> [Reading text]
— start —

The Shell Boot Principle

For many, Lundhags is synonymous with the world’s best boots. Partly thanks to their superior durability, partly thanks to the boots, via the shell principle, adaptability to every given situation and activity.


Our boots are made according to the shell principle. Instead of putting several layers together, we do what active outdoors people have always done when getting dressed – we keep the layers apart. Instead of building in moisture into the boots, we make sure that the moisture can make its way out.

To be able to remove and put on different layers of clothing gives superior flexibility when it comes to regulating body temperature. And to transport moisture away from the skin. We follow the exact same principle regarding our boots, which can be seen as outer garments for your feet.

The outer layer is built up to act as robust protection against weather and wind, while it keeps the feet in place and provides good heel grip. From the outsole and the boot’s cellular rubber bottom to the full grain leather shaft, there is no compromise. Inside the boot, you fill with an insole and two pairs of socks. The idea is equally simple as ingenious. Through the shell principle, you yourself can adapt the thickness of the “lining” according to activity or outdoor temperature. Nobody chooses to go on a hike dressed in only a thin sweater or a thickly lined jacket – why go out in boots that cannot be changed according to the weather? And when the sole or socks become damp, they can always be replaced with a dry change as the boot itself dries much faster thanks to it not having a permanent lining. Beginning the day’s hike with a boot that still has yesterday’s moisture inside is not a good start to the day. Further, two pairs of socks minimise the risk for chafing.

Our boots are constructed according to the shell principle, which means that they are like an outer garment for your feet. Hence, they should be supplemented with two pairs of socks, according to the shell principle. And an insole. Everything, of course, with a large content of wool for the most comfort and function.

Our socks are not just a complement to the boots, but are actually developed and designed with the same insight and aim as everything else in our assortment. Certain socks are completely lined with terry cloth, others have a thin upper side with air gaps for maximal ventilation. Regardless of which type, each sock has unique qualities as to where, when and how they will be used. Therefore, you should try your boots with the right socks and soles – the socks are an important part in what makes for a complete shoe system. Why our socks contain wool is equally simple as natural. Wool can absorb up to one-third of its weight in moisture with losing its warming capabilities. Through its ability to absorb moisture, the wool in the sock contributes to better moisture transport. The more moisture is transported away, the drier and thus more comfortable it will be for your feet.

— end —

> [Source data]
— start —

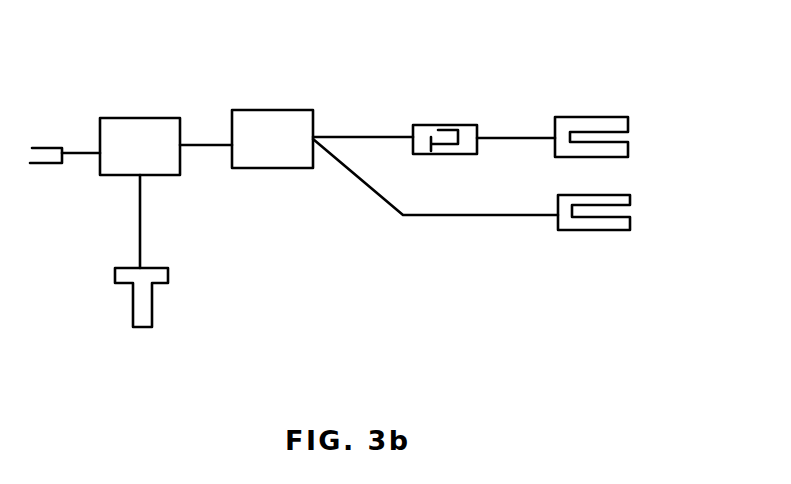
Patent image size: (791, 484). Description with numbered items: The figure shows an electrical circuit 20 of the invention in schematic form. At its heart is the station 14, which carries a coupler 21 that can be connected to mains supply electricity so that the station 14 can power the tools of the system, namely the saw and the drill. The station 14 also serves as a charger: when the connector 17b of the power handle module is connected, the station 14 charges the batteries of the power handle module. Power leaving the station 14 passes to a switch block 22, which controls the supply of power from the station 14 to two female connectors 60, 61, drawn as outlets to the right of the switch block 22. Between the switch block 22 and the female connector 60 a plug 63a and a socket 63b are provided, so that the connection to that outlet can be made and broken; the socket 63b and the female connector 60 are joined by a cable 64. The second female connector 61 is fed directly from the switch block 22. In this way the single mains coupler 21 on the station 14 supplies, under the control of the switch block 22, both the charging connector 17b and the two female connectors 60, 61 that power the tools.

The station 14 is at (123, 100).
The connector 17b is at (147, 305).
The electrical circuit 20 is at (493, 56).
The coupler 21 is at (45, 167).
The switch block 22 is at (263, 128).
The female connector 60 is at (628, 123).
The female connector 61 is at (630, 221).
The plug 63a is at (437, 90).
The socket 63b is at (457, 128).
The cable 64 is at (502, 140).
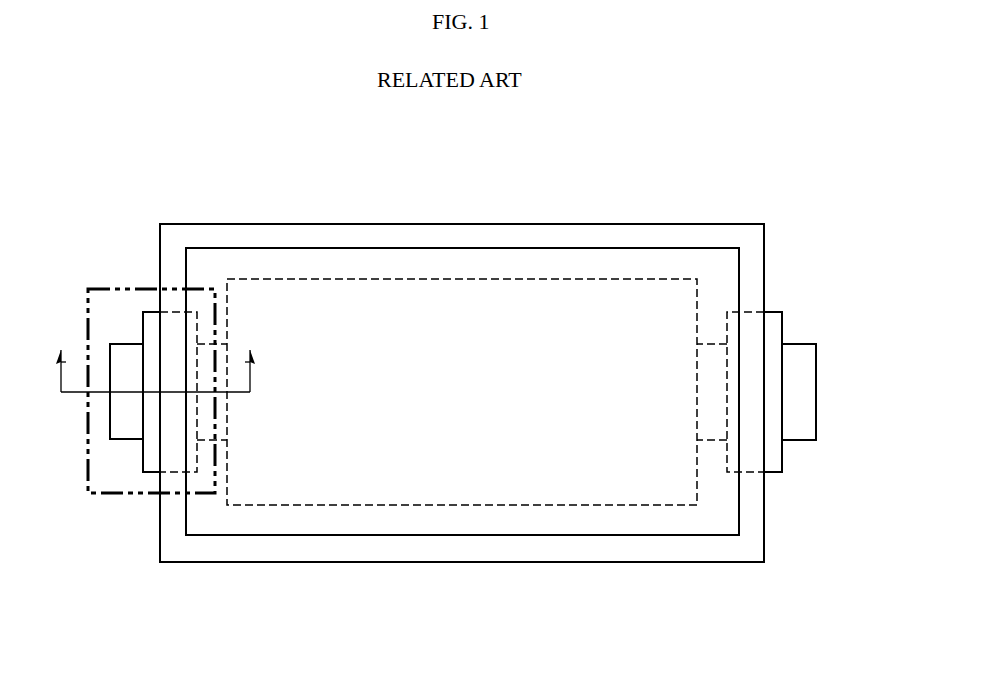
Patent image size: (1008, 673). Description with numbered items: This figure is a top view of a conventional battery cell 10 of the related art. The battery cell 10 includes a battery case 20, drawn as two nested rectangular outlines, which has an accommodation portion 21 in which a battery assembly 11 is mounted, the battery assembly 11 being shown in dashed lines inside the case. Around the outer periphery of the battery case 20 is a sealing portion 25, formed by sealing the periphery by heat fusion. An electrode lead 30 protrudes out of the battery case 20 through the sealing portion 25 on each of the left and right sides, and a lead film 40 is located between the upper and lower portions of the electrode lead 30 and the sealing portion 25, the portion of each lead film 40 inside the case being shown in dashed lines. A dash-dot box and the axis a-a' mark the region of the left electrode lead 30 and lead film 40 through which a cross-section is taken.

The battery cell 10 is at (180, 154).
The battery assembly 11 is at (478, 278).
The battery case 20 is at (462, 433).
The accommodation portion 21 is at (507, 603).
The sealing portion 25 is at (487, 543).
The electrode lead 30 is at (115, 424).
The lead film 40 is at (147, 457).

— end —
— start —

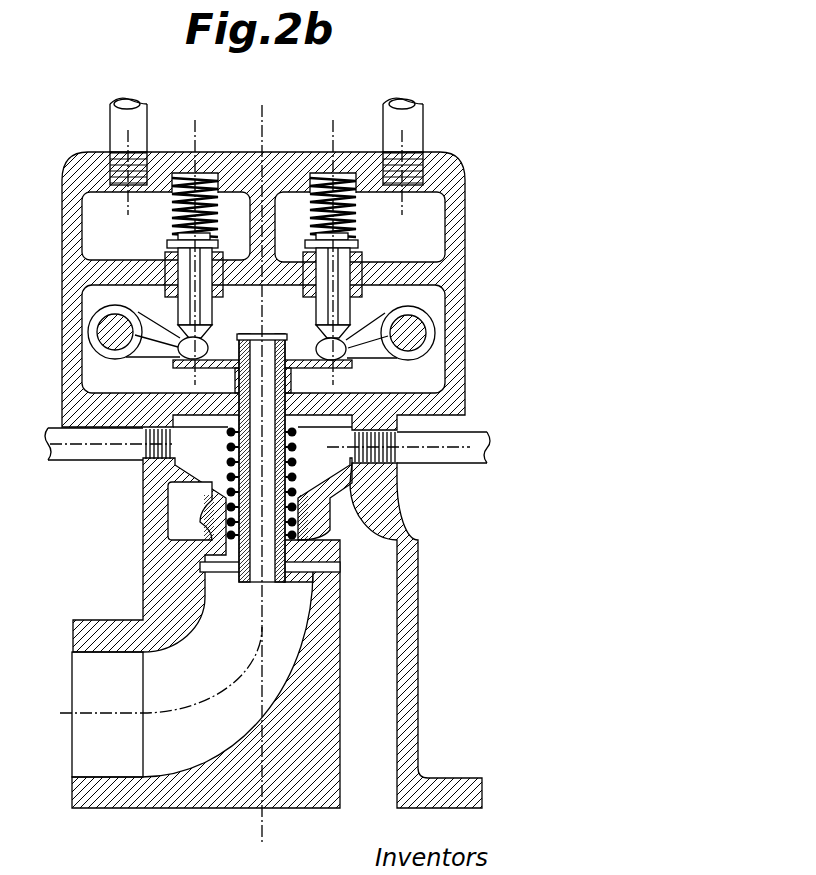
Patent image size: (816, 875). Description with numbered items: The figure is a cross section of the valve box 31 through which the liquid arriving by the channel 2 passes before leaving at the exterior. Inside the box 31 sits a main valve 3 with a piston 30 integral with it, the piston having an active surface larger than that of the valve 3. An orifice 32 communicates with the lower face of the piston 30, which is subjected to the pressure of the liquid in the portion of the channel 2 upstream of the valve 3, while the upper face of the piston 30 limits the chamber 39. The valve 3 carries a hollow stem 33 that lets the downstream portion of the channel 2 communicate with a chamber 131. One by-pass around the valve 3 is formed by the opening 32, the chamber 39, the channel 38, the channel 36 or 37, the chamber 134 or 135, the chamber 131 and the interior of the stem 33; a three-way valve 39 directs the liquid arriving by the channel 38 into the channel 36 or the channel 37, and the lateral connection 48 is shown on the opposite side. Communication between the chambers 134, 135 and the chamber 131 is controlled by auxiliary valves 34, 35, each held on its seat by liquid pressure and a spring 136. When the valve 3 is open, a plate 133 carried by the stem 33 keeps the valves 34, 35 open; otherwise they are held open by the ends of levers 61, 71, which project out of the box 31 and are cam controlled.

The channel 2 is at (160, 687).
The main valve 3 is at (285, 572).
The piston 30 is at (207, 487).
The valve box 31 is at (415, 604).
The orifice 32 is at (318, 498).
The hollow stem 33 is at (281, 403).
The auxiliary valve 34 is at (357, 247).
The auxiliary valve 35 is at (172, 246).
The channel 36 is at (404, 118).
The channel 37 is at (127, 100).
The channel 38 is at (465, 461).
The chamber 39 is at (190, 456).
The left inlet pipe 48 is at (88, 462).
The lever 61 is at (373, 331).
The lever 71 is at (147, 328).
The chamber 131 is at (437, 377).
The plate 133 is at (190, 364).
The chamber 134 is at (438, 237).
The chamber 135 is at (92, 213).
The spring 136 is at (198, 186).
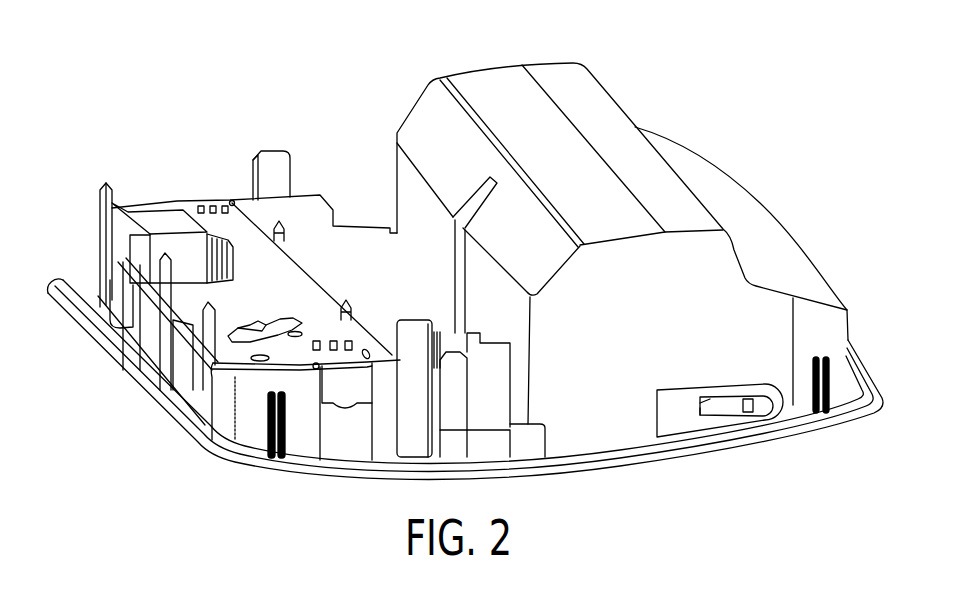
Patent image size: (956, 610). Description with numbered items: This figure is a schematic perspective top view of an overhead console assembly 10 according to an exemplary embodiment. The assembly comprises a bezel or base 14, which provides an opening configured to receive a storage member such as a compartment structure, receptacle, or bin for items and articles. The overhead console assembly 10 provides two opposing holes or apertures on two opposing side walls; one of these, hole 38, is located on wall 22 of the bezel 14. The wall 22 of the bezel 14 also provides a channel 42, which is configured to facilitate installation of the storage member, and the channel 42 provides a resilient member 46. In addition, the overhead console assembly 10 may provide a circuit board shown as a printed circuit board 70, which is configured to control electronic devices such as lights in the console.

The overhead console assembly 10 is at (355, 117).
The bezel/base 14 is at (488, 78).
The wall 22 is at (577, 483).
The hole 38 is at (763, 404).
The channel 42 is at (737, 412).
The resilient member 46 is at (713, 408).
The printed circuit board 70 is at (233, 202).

— end —

> [Challenges]
1/ From the records, give as a JSON list of strings the lines from the one containing "Patent image size: (791, 484)." through the one containing "The cable 64 is at (502, 140).", one string per line, leaving out blank lines.
2/ Take the text on the shell boot principle further, picking up after its final sentence.

> [Expected results]
1/
[
  "Patent image size: (791, 484). Description with numbered items: The figure shows an electrical circuit 20 of the invention in schematic form. At its heart is the station 14, which carries a coupler 21 that can be connected to mains supply electricity so that the station 14 can power the tools of the system, namely the saw and the drill. The station 14 also serves as a charger: when the connector 17b of the power handle module is connected, the station 14 charges the batteries of the power handle module. Power leaving the station 14 passes to a switch block 22, which controls the supply of power from the station 14 to two female connectors 60, 61, drawn as outlets to the right of the switch block 22. Between the switch block 22 and the female connector 60 a plug 63a and a socket 63b are provided, so that the connection to that outlet can be made and broken; the socket 63b and the female connector 60 are joined by a cable 64. The second female connector 61 is fed directly from the switch block 22. In this way the single mains coupler 21 on the station 14 supplies, under the control of the switch block 22, both the charging connector 17b and the two female connectors 60, 61 that power the tools.",
  "The station 14 is at (123, 100).",
  "The connector 17b is at (147, 305).",
  "The electrical circuit 20 is at (493, 56).",
  "The coupler 21 is at (45, 167).",
  "The switch block 22 is at (263, 128).",
  "The female connector 60 is at (628, 123).",
  "The female connector 61 is at (630, 221).",
  "The plug 63a is at (437, 90).",
  "The socket 63b is at (457, 128).",
  "The cable 64 is at (502, 140)."
]

2/
Our boots are constructed according to the shell principle, which means that they are like an outer garment for your feet. Hence, they should be supplemented with two pairs of socks, according to the shell principle. And an insole. Everything, of course, with a large content of wool for the most comfort and function.

We recommend that you always use two pairs of socks in our boots. During the summer, two pairs of slightly thinner socks, and during the winter, one thin and one thicker. Two pairs of socks means that the friction occurs between the socks and not between the sock and skin. A good way to reduce the risk of chafing! The thin sock closest to the foot is called a liner and has the same function as a long underwear. It is made of a soft and comfortable merino wool, which transports away moisture and warms even when wet. The outer sock can be a thicker and warmer sock, often with felt or terry cloth reinforcements on the under side for maximum durability. And to contribute with further absorption.


Start with a liner. It should be thin, supple, sit tight and be made of Merino wool.

Padding – for comfort, increased durability and insulation.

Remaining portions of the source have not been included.